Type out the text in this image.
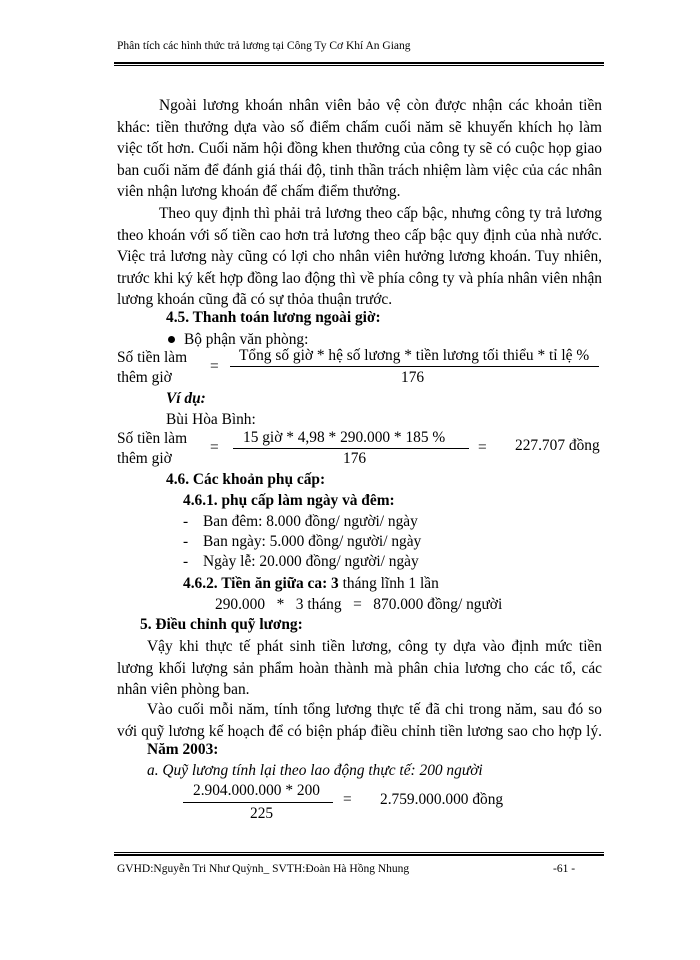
Phân tích các hình thức trả lương tại Công Ty Cơ Khí An Giang
Ngoài lương khoán nhân viên bảo vệ còn được nhận các khoản tiền
khác: tiền thưởng dựa vào số điểm chấm cuối năm sẽ khuyến khích họ làm
việc tốt hơn. Cuối năm hội đồng khen thưởng của công ty sẽ có cuộc họp giao
ban cuối năm để đánh giá thái độ, tinh thần trách nhiệm làm việc của các nhân
viên nhận lương khoán để chấm điểm thưởng.
Theo quy định thì phải trả lương theo cấp bậc, nhưng công ty trả lương
theo khoán với số tiền cao hơn trả lương theo cấp bậc quy định của nhà nước.
Việc trả lương này cũng có lợi cho nhân viên hưởng lương khoán. Tuy nhiên,
trước khi ký kết hợp đồng lao động thì về phía công ty và phía nhân viên nhận
lương khoán cũng đã có sự thỏa thuận trước.
4.5. Thanh toán lương ngoài giờ:
Bộ phận văn phòng:
Số tiền làm
thêm giờ
=
Tổng số giờ * hệ số lương * tiền lương tối thiểu * tỉ lệ %
176
Ví dụ:
Bùi Hòa Bình:
Số tiền làm
thêm giờ
=
15 giờ * 4,98 * 290.000 * 185 %
176
= 227.707 đồng
4.6. Các khoản phụ cấp:
4.6.1. phụ cấp làm ngày và đêm:
- Ban đêm: 8.000 đồng/ người/ ngày
- Ban ngày: 5.000 đồng/ người/ ngày
- Ngày lễ: 20.000 đồng/ người/ ngày
4.6.2. Tiền ăn giữa ca: 3 tháng lĩnh 1 lần
290.000   *   3 tháng   =   870.000 đồng/ người
5. Điều chỉnh quỹ lương:
Vậy khi thực tế phát sinh tiền lương, công ty dựa vào định mức tiền
lương khối lượng sản phẩm hoàn thành mà phân chia lương cho các tổ, các
nhân viên phòng ban.
Vào cuối mỗi năm, tính tổng lương thực tế đã chi trong năm, sau đó so
với quỹ lương kế hoạch để có biện pháp điều chỉnh tiền lương sao cho hợp lý.
Năm 2003:
a. Quỹ lương tính lại theo lao động thực tế: 200 người
2.904.000.000 * 200
225
= 2.759.000.000 đồng
GVHD:Nguyễn Tri Như Quỳnh_ SVTH:Đoàn Hà Hồng Nhung	-61 -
☆ ☆ ☆ ☆ ☆ ☆ ☆
THE TASK —
Transcribe all of the entries word for word, but skip any pictures they contain.

WORKED ANSWER —
Type out the text in this image.
Phân tích các hình thức trả lương tại Công Ty Cơ Khí An Giang
Ngoài lương khoán nhân viên bảo vệ còn được nhận các khoản tiền
khác: tiền thưởng dựa vào số điểm chấm cuối năm sẽ khuyến khích họ làm
việc tốt hơn. Cuối năm hội đồng khen thưởng của công ty sẽ có cuộc họp giao
ban cuối năm để đánh giá thái độ, tinh thần trách nhiệm làm việc của các nhân
viên nhận lương khoán để chấm điểm thưởng.
Theo quy định thì phải trả lương theo cấp bậc, nhưng công ty trả lương
theo khoán với số tiền cao hơn trả lương theo cấp bậc quy định của nhà nước.
Việc trả lương này cũng có lợi cho nhân viên hưởng lương khoán. Tuy nhiên,
trước khi ký kết hợp đồng lao động thì về phía công ty và phía nhân viên nhận
lương khoán cũng đã có sự thỏa thuận trước.
4.5. Thanh toán lương ngoài giờ:
Bộ phận văn phòng:
Số tiền làm
thêm giờ
=
Tổng số giờ * hệ số lương * tiền lương tối thiểu * tỉ lệ %
176
Ví dụ:
Bùi Hòa Bình:
Số tiền làm
thêm giờ
=
15 giờ * 4,98 * 290.000 * 185 %
176
= 227.707 đồng
4.6. Các khoản phụ cấp:
4.6.1. phụ cấp làm ngày và đêm:
- Ban đêm: 8.000 đồng/ người/ ngày
- Ban ngày: 5.000 đồng/ người/ ngày
- Ngày lễ: 20.000 đồng/ người/ ngày
4.6.2. Tiền ăn giữa ca: 3 tháng lĩnh 1 lần
290.000   *   3 tháng   =   870.000 đồng/ người
5. Điều chỉnh quỹ lương:
Vậy khi thực tế phát sinh tiền lương, công ty dựa vào định mức tiền
lương khối lượng sản phẩm hoàn thành mà phân chia lương cho các tổ, các
nhân viên phòng ban.
Vào cuối mỗi năm, tính tổng lương thực tế đã chi trong năm, sau đó so
với quỹ lương kế hoạch để có biện pháp điều chỉnh tiền lương sao cho hợp lý.
Năm 2003:
a. Quỹ lương tính lại theo lao động thực tế: 200 người
2.904.000.000 * 200
225
= 2.759.000.000 đồng
GVHD:Nguyễn Tri Như Quỳnh_ SVTH:Đoàn Hà Hồng Nhung	-61 -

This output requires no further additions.